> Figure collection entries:
---
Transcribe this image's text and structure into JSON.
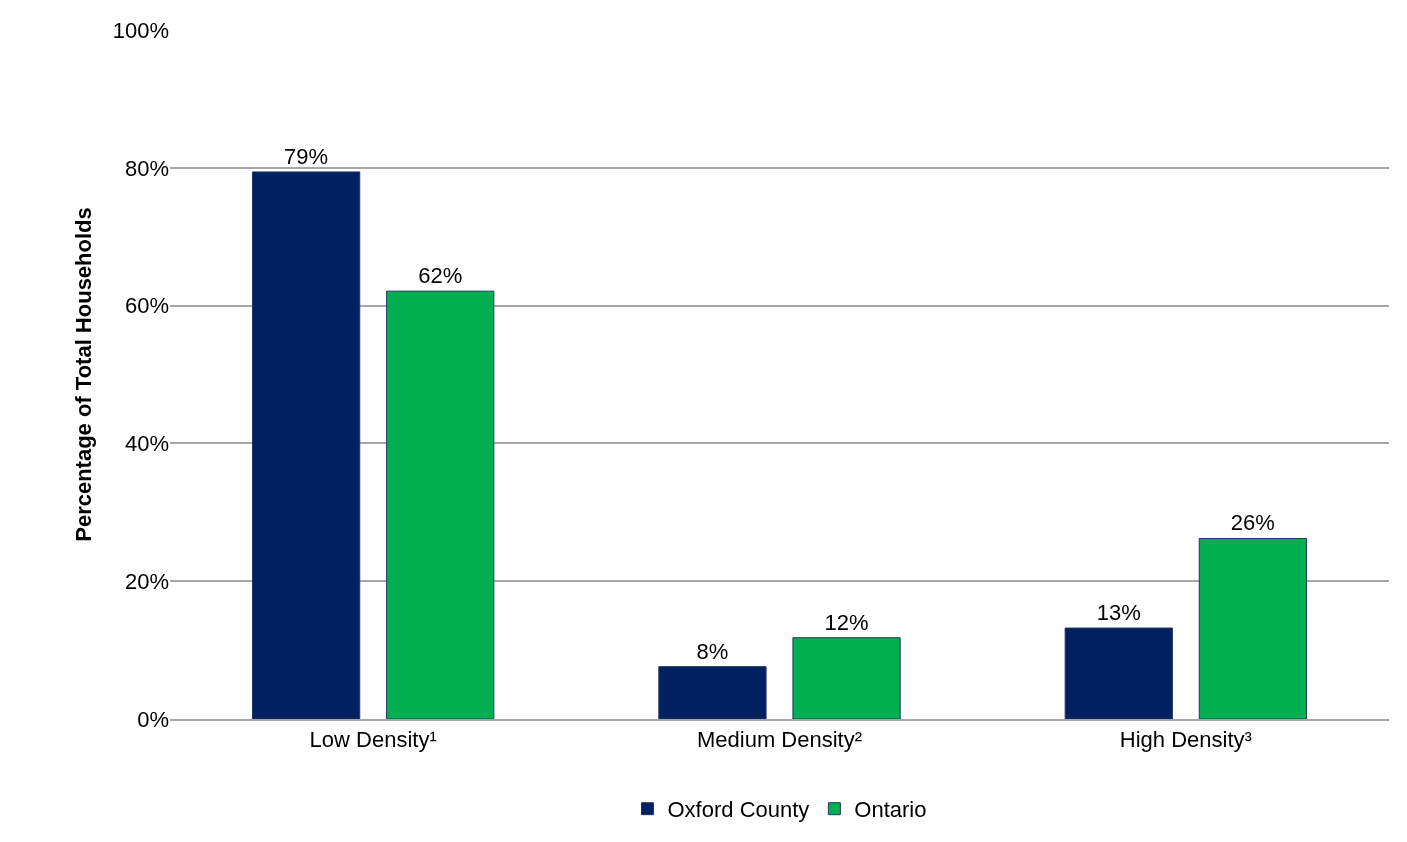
{
  "chart_data": {
    "type": "bar",
    "ylabel": "Percentage of Total Households",
    "categories": [
      "Low Density¹",
      "Medium Density²",
      "High Density³"
    ],
    "series": [
      {
        "name": "Oxford County",
        "color": "#002060",
        "values": [
          79.4,
          7.6,
          13.2
        ],
        "value_labels": [
          "79%",
          "8%",
          "13%"
        ]
      },
      {
        "name": "Ontario",
        "color": "#00b050",
        "values": [
          62.1,
          11.8,
          26.2
        ],
        "value_labels": [
          "62%",
          "12%",
          "26%"
        ]
      }
    ],
    "ylim": [
      0,
      100
    ],
    "yticks": [
      {
        "value": 0,
        "label": "0%"
      },
      {
        "value": 20,
        "label": "20%"
      },
      {
        "value": 40,
        "label": "40%"
      },
      {
        "value": 60,
        "label": "60%"
      },
      {
        "value": 80,
        "label": "80%"
      },
      {
        "value": 100,
        "label": "100%"
      }
    ],
    "grid": "y",
    "legend": "bottom"
  }
}
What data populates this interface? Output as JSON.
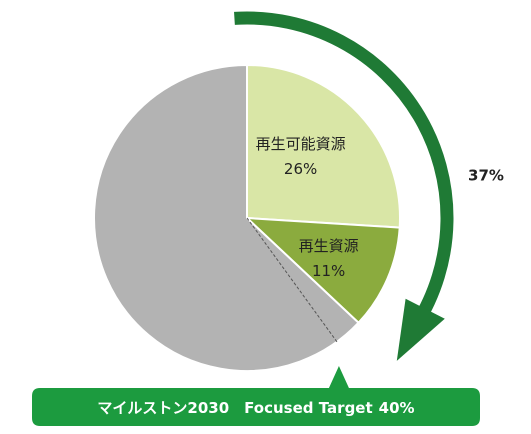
{
  "chart_data": {
    "type": "pie",
    "categories": [
      "再生可能資源",
      "再生資源",
      null
    ],
    "values": [
      26,
      11,
      63
    ],
    "value_labels": [
      "26%",
      "11%",
      null
    ],
    "colors": [
      "#d9e6a6",
      "#8bab3e",
      "#b3b3b3"
    ],
    "arrow": {
      "value": 37,
      "label": "37%",
      "color": "#1f7a35"
    },
    "callout": {
      "text": "マイルストン2030　Focused Target",
      "value": 40,
      "label": "40%",
      "color": "#1c9b3f"
    }
  }
}
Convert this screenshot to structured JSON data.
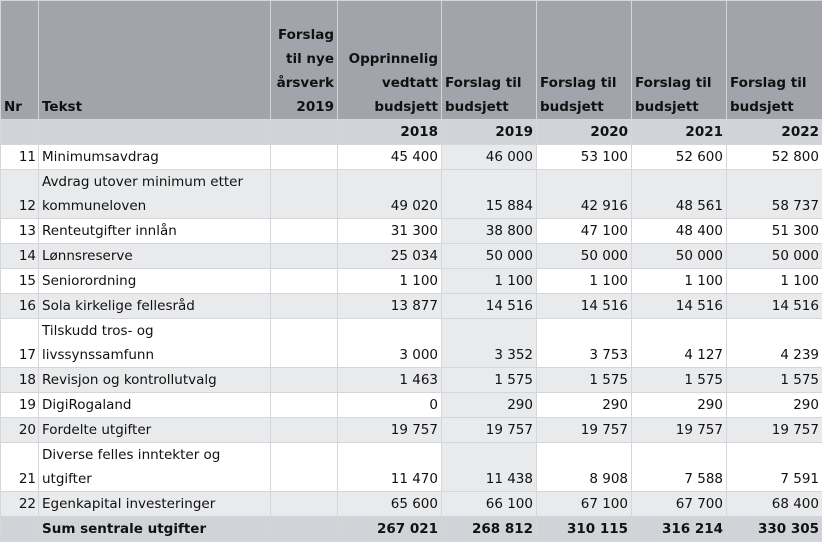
---
> What is being asked: Make an exact copy of the whole listing, but don't bring over any pictures.

> Task output:
Transcribe this image's text and structure into JSON.
{
  "chart_data": {
    "type": "bar",
    "ylabel": "Percentage of Total Households",
    "categories": [
      "Low Density¹",
      "Medium Density²",
      "High Density³"
    ],
    "series": [
      {
        "name": "Oxford County",
        "color": "#002060",
        "values": [
          79.4,
          7.6,
          13.2
        ],
        "value_labels": [
          "79%",
          "8%",
          "13%"
        ]
      },
      {
        "name": "Ontario",
        "color": "#00b050",
        "values": [
          62.1,
          11.8,
          26.2
        ],
        "value_labels": [
          "62%",
          "12%",
          "26%"
        ]
      }
    ],
    "ylim": [
      0,
      100
    ],
    "yticks": [
      {
        "value": 0,
        "label": "0%"
      },
      {
        "value": 20,
        "label": "20%"
      },
      {
        "value": 40,
        "label": "40%"
      },
      {
        "value": 60,
        "label": "60%"
      },
      {
        "value": 80,
        "label": "80%"
      },
      {
        "value": 100,
        "label": "100%"
      }
    ],
    "grid": "y",
    "legend": "bottom"
  }
}
What data populates this interface? Output as JSON.
{
  "chart_data": {
    "type": "pie",
    "categories": [
      "再生可能資源",
      "再生資源",
      null
    ],
    "values": [
      26,
      11,
      63
    ],
    "value_labels": [
      "26%",
      "11%",
      null
    ],
    "colors": [
      "#d9e6a6",
      "#8bab3e",
      "#b3b3b3"
    ],
    "arrow": {
      "value": 37,
      "label": "37%",
      "color": "#1f7a35"
    },
    "callout": {
      "text": "マイルストン2030　Focused Target",
      "value": 40,
      "label": "40%",
      "color": "#1c9b3f"
    }
  }
}
Convert this screenshot to structured JSON data.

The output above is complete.